■ **GIVEN ENTRIES**
_ _ _ _ _

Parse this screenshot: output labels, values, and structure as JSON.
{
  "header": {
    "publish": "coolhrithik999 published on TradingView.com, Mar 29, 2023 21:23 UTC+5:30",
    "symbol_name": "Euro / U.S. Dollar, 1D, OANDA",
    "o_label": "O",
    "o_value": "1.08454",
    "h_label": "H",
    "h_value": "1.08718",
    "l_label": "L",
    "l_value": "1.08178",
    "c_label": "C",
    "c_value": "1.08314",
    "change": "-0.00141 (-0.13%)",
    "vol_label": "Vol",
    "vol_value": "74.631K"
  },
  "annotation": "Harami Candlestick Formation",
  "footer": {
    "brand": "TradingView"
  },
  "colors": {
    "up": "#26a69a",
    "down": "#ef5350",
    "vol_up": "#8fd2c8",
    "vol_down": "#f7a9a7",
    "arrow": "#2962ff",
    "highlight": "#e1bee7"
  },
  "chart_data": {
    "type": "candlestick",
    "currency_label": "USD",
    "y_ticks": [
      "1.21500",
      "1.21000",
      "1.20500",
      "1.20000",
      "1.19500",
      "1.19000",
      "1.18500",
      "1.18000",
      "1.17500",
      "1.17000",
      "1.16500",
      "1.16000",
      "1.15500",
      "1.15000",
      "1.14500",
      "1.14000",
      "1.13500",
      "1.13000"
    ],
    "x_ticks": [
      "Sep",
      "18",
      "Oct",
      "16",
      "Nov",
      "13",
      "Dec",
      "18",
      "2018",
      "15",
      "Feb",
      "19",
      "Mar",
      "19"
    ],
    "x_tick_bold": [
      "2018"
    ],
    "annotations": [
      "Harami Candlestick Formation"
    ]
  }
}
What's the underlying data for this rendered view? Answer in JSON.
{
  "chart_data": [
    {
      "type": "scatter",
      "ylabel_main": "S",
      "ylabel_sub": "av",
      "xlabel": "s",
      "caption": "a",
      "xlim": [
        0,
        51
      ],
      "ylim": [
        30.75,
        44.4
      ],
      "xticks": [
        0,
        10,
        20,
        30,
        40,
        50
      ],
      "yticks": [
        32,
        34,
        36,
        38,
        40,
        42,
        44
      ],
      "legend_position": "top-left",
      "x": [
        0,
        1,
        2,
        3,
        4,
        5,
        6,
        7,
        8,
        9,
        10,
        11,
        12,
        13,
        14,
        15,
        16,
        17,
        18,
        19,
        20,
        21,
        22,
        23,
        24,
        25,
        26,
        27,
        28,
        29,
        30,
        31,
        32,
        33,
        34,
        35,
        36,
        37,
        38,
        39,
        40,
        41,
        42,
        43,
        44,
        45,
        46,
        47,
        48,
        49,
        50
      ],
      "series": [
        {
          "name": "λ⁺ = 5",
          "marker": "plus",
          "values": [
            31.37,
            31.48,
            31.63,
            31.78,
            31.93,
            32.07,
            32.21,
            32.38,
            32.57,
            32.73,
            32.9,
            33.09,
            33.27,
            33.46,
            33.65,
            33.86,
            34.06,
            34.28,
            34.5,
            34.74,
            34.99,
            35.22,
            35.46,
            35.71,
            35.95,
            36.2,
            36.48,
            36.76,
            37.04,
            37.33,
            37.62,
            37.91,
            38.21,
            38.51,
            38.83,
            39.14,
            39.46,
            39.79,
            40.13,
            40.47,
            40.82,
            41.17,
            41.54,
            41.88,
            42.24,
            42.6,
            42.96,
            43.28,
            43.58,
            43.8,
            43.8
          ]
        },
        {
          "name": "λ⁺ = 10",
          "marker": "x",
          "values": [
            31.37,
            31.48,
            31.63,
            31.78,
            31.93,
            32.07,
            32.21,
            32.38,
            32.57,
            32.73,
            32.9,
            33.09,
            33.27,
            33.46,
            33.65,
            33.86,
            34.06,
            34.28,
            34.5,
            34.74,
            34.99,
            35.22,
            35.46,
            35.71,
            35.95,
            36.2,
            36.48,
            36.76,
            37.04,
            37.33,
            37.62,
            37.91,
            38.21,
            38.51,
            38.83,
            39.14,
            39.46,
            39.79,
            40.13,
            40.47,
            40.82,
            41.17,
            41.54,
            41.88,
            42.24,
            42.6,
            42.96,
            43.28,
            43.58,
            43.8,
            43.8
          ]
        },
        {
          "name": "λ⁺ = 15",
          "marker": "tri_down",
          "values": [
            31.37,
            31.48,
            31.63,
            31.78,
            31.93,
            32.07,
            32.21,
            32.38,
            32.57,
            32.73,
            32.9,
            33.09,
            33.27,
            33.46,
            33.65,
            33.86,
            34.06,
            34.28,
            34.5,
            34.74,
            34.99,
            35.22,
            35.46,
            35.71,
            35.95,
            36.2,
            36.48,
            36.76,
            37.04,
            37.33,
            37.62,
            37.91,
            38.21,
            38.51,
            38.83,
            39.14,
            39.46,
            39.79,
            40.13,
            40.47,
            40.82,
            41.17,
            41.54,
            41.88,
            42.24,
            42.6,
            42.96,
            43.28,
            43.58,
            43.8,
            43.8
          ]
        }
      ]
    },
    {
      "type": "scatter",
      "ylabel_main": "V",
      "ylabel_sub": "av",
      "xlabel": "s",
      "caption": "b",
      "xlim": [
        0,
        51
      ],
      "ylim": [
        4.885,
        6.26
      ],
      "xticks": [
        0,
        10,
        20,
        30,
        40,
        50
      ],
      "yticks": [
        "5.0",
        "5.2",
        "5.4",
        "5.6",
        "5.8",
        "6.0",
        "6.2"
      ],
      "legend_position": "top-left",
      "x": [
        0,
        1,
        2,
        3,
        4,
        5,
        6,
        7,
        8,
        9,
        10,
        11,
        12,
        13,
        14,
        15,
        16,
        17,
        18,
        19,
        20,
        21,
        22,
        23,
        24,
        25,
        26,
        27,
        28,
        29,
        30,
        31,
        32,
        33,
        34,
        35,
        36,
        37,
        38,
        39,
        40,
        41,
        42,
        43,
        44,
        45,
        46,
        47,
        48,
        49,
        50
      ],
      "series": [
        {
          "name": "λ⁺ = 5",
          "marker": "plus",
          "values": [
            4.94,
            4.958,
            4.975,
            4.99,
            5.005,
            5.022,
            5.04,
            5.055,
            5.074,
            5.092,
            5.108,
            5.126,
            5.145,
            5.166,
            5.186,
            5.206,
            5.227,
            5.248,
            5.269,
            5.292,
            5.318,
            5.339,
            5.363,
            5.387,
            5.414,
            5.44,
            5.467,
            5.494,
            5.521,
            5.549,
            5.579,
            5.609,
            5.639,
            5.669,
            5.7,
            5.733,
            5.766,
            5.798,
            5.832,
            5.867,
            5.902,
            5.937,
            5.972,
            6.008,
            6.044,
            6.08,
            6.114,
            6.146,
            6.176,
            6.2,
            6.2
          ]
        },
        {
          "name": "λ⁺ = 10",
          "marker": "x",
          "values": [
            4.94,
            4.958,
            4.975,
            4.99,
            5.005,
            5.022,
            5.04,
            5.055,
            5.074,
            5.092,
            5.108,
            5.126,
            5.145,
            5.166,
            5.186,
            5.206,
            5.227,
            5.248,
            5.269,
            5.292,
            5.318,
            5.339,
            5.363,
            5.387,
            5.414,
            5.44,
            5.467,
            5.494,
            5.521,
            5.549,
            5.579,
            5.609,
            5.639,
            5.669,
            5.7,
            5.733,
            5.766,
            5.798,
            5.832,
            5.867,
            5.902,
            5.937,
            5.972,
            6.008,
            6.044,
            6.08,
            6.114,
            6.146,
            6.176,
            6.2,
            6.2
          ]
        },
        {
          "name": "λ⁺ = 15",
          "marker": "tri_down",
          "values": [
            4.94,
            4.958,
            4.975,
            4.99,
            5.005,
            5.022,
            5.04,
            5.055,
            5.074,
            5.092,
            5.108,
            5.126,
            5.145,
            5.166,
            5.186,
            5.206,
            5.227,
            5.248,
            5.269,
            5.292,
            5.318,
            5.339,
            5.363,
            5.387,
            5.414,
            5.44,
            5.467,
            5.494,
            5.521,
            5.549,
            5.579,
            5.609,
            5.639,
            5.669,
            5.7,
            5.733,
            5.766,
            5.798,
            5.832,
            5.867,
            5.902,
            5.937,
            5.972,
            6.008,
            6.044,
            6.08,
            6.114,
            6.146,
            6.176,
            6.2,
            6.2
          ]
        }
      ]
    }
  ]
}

_ _ _ _ _

■ **SET TASK**
Consider the entries above and return each line with the string "Formation".

■ **ANSWER BELOW**
  "annotation": "Harami Candlestick Formation",
      "Harami Candlestick Formation"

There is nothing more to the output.